▶ Aim: Would you quote every entry exactly, dropping only the pictures?

▶ Record set:
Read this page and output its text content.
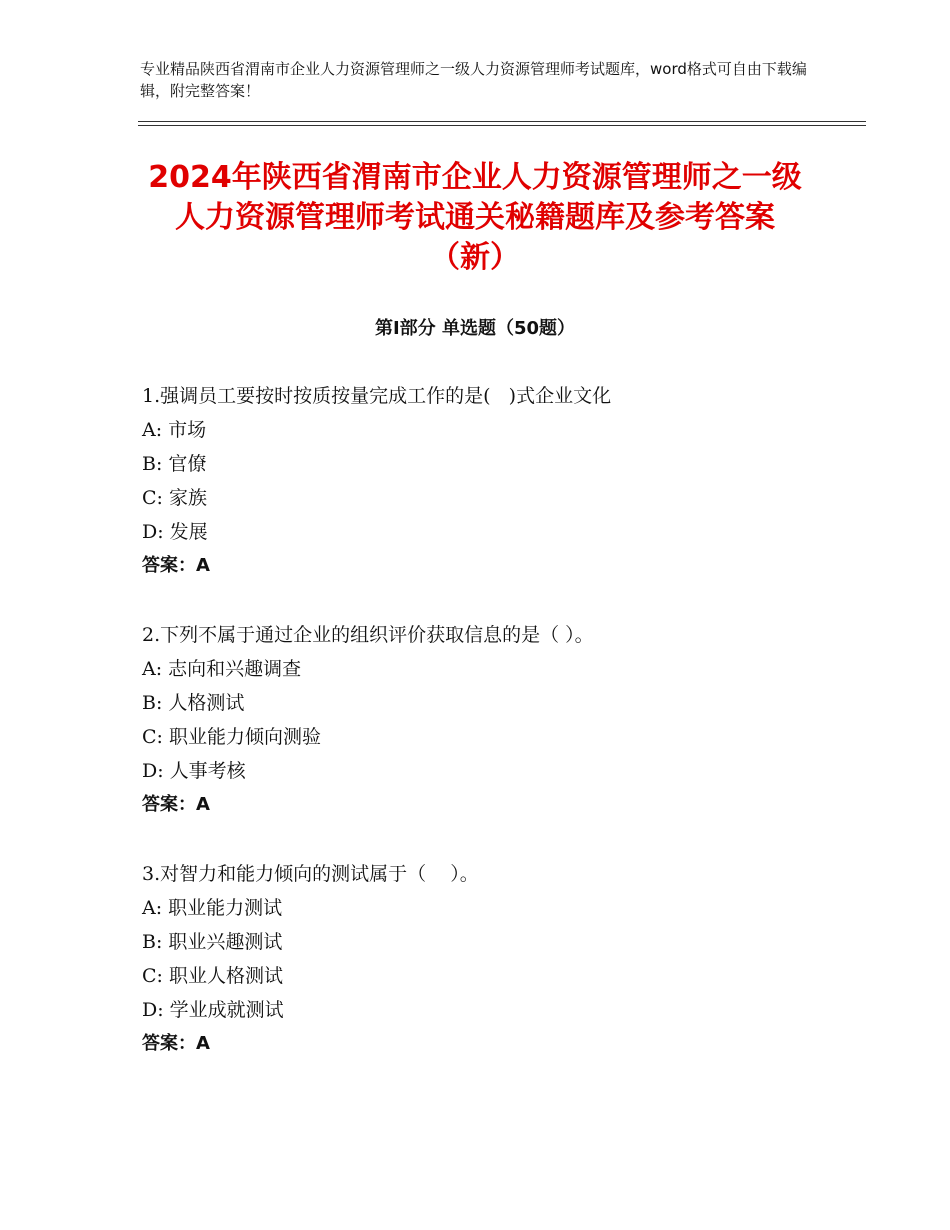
专业精品陕西省渭南市企业人力资源管理师之一级人力资源管理师考试题库，word格式可自由下载编辑，附完整答案！
2024年陕西省渭南市企业人力资源管理师之一级人力资源管理师考试通关秘籍题库及参考答案（新）
第Ⅰ部分 单选题（50题）
1.强调员工要按时按质按量完成工作的是(   )式企业文化
A: 市场
B: 官僚
C: 家族
D: 发展
答案：A
2.下列不属于通过企业的组织评价获取信息的是（ ）。
A: 志向和兴趣调查
B: 人格测试
C: 职业能力倾向测验
D: 人事考核
答案：A
3.对智力和能力倾向的测试属于（    ）。
A: 职业能力测试
B: 职业兴趣测试
C: 职业人格测试
D: 学业成就测试
答案：A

▶ Answer for the task:
Read this page and output its text content.
专业精品陕西省渭南市企业人力资源管理师之一级人力资源管理师考试题库，word格式可自由下载编辑，附完整答案！
2024年陕西省渭南市企业人力资源管理师之一级人力资源管理师考试通关秘籍题库及参考答案（新）
第Ⅰ部分 单选题（50题）
1.强调员工要按时按质按量完成工作的是(   )式企业文化
A: 市场
B: 官僚
C: 家族
D: 发展
答案：A
2.下列不属于通过企业的组织评价获取信息的是（ ）。
A: 志向和兴趣调查
B: 人格测试
C: 职业能力倾向测验
D: 人事考核
答案：A
3.对智力和能力倾向的测试属于（    ）。
A: 职业能力测试
B: 职业兴趣测试
C: 职业人格测试
D: 学业成就测试
答案：A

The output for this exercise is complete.